**Written instruction**
Each entry that follows is to be retyped exactly. Pictures do not belong in the copy.

**Data supplied**
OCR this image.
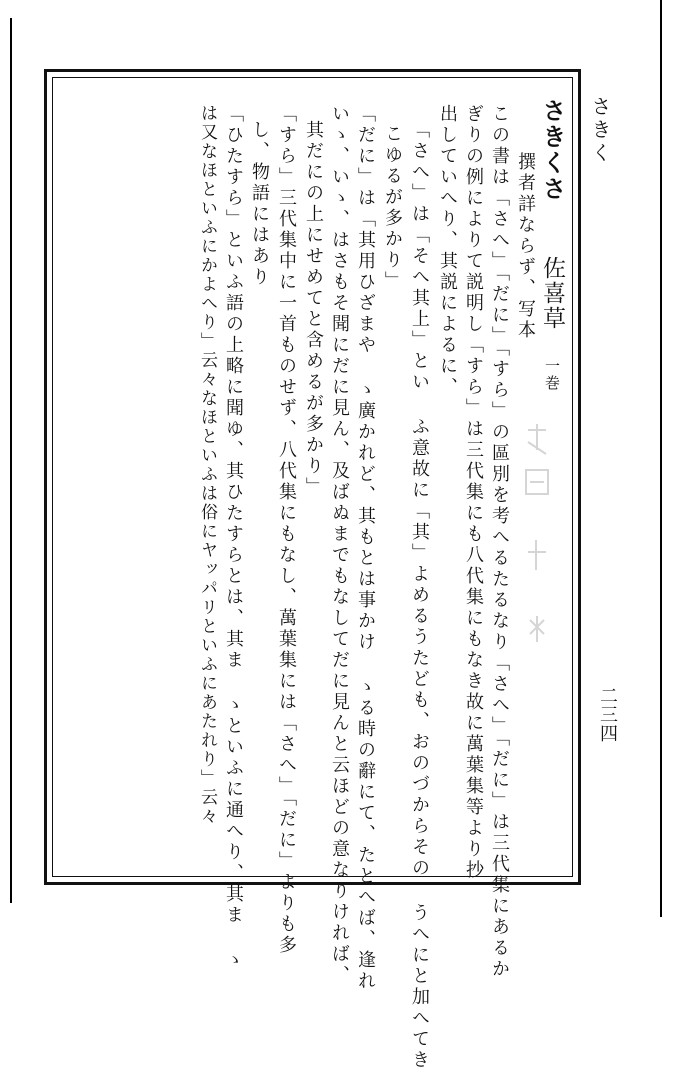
さきく
二三四
さきくさ  佐喜草 一巻
撰者詳ならず、写本
この書は「さへ」「だに」「すら」の區別を考へるたるなり「さへ」「だに」は三代集にあるか
ぎりの例によりて説明し「すら」は三代集にも八代集にもなき故に萬葉集等より抄
出していへり、其説によるに、
「さへ」は「そへ其上」とい ふ意故に「其」よめるうたども、おのづからその うへにと加へてき
こゆるが多かり」
「だに」は「其用ひざまや ゝ廣かれど、其もとは事かけ ゝる時の辭にて、たとへば、逢れ
いゝ、いゝ、はさもそ聞にだに見ん、及ばぬまでもなしてだに見んと云ほどの意なりければ、
其だにの上にせめてと含めるが多かり」
「すら」三代集中に一首ものせず、八代集にもなし、萬葉集には「さへ」「だに」よりも多
し、物語にはあり
「ひたすら」といふ語の上略に聞ゆ、其ひたすらとは、其ま ゝといふに通へり、其ま ゝ
は又なほといふにかよへり」云々なほといふは俗にヤッパリといふにあたれり」云々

**Exercise output**
OCR this image.
さきく
二三四
さきくさ  佐喜草 一巻
撰者詳ならず、写本
この書は「さへ」「だに」「すら」の區別を考へるたるなり「さへ」「だに」は三代集にあるか
ぎりの例によりて説明し「すら」は三代集にも八代集にもなき故に萬葉集等より抄
出していへり、其説によるに、
「さへ」は「そへ其上」とい ふ意故に「其」よめるうたども、おのづからその うへにと加へてき
こゆるが多かり」
「だに」は「其用ひざまや ゝ廣かれど、其もとは事かけ ゝる時の辭にて、たとへば、逢れ
いゝ、いゝ、はさもそ聞にだに見ん、及ばぬまでもなしてだに見んと云ほどの意なりければ、
其だにの上にせめてと含めるが多かり」
「すら」三代集中に一首ものせず、八代集にもなし、萬葉集には「さへ」「だに」よりも多
し、物語にはあり
「ひたすら」といふ語の上略に聞ゆ、其ひたすらとは、其ま ゝといふに通へり、其ま ゝ
は又なほといふにかよへり」云々なほといふは俗にヤッパリといふにあたれり」云々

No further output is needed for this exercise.